● **Data for the task**
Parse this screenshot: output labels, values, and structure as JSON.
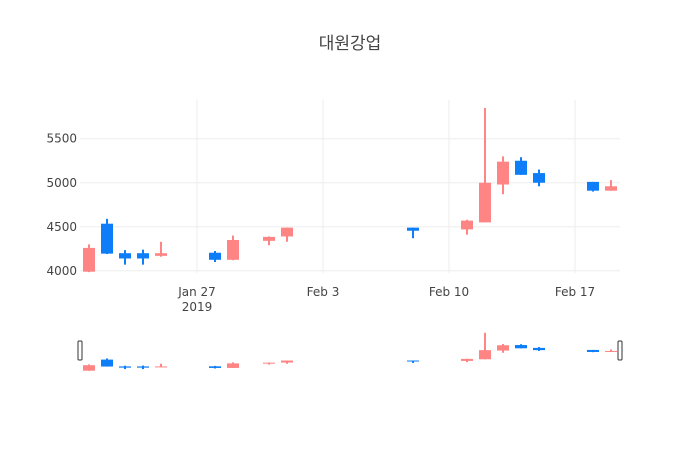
{
  "chart_data": {
    "type": "candlestick",
    "title": "대원강업",
    "x": [
      "2019-01-21",
      "2019-01-22",
      "2019-01-23",
      "2019-01-24",
      "2019-01-25",
      "2019-01-28",
      "2019-01-29",
      "2019-01-31",
      "2019-02-01",
      "2019-02-08",
      "2019-02-11",
      "2019-02-12",
      "2019-02-13",
      "2019-02-14",
      "2019-02-15",
      "2019-02-18",
      "2019-02-19"
    ],
    "open": [
      3990,
      4535,
      4200,
      4200,
      4170,
      4205,
      4125,
      4340,
      4390,
      4490,
      4470,
      4550,
      4980,
      5250,
      5110,
      5010,
      4910
    ],
    "high": [
      4300,
      4590,
      4235,
      4240,
      4330,
      4225,
      4400,
      4390,
      4490,
      4490,
      4580,
      5850,
      5300,
      5290,
      5150,
      5010,
      5030
    ],
    "low": [
      3985,
      4190,
      4070,
      4070,
      4160,
      4100,
      4120,
      4290,
      4330,
      4370,
      4410,
      4550,
      4870,
      5090,
      4960,
      4900,
      4910
    ],
    "close": [
      4260,
      4195,
      4140,
      4140,
      4200,
      4125,
      4350,
      4385,
      4490,
      4455,
      4570,
      5000,
      5240,
      5090,
      5000,
      4910,
      4960
    ],
    "increasing_color": "#ff8585",
    "decreasing_color": "#0d7ef7",
    "xlim": [
      "2019-01-20T12:00",
      "2019-02-19T12:00"
    ],
    "xticks": [
      {
        "value": "2019-01-27",
        "label": "Jan 27"
      },
      {
        "value": "2019-02-03",
        "label": "Feb 3"
      },
      {
        "value": "2019-02-10",
        "label": "Feb 10"
      },
      {
        "value": "2019-02-17",
        "label": "Feb 17"
      }
    ],
    "year": "2019",
    "ylim": [
      3975,
      5940
    ],
    "yticks": [
      4000,
      4500,
      5000,
      5500
    ],
    "grid": true,
    "rangeslider": true
  }
}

● **Instructions to follow**
Reproduce every record above exactly, omitting the pictures.

● **Solution to this exercise**
Parse this screenshot: output labels, values, and structure as JSON.
{
  "chart_data": {
    "type": "candlestick",
    "title": "대원강업",
    "x": [
      "2019-01-21",
      "2019-01-22",
      "2019-01-23",
      "2019-01-24",
      "2019-01-25",
      "2019-01-28",
      "2019-01-29",
      "2019-01-31",
      "2019-02-01",
      "2019-02-08",
      "2019-02-11",
      "2019-02-12",
      "2019-02-13",
      "2019-02-14",
      "2019-02-15",
      "2019-02-18",
      "2019-02-19"
    ],
    "open": [
      3990,
      4535,
      4200,
      4200,
      4170,
      4205,
      4125,
      4340,
      4390,
      4490,
      4470,
      4550,
      4980,
      5250,
      5110,
      5010,
      4910
    ],
    "high": [
      4300,
      4590,
      4235,
      4240,
      4330,
      4225,
      4400,
      4390,
      4490,
      4490,
      4580,
      5850,
      5300,
      5290,
      5150,
      5010,
      5030
    ],
    "low": [
      3985,
      4190,
      4070,
      4070,
      4160,
      4100,
      4120,
      4290,
      4330,
      4370,
      4410,
      4550,
      4870,
      5090,
      4960,
      4900,
      4910
    ],
    "close": [
      4260,
      4195,
      4140,
      4140,
      4200,
      4125,
      4350,
      4385,
      4490,
      4455,
      4570,
      5000,
      5240,
      5090,
      5000,
      4910,
      4960
    ],
    "increasing_color": "#ff8585",
    "decreasing_color": "#0d7ef7",
    "xlim": [
      "2019-01-20T12:00",
      "2019-02-19T12:00"
    ],
    "xticks": [
      {
        "value": "2019-01-27",
        "label": "Jan 27"
      },
      {
        "value": "2019-02-03",
        "label": "Feb 3"
      },
      {
        "value": "2019-02-10",
        "label": "Feb 10"
      },
      {
        "value": "2019-02-17",
        "label": "Feb 17"
      }
    ],
    "year": "2019",
    "ylim": [
      3975,
      5940
    ],
    "yticks": [
      4000,
      4500,
      5000,
      5500
    ],
    "grid": true,
    "rangeslider": true
  }
}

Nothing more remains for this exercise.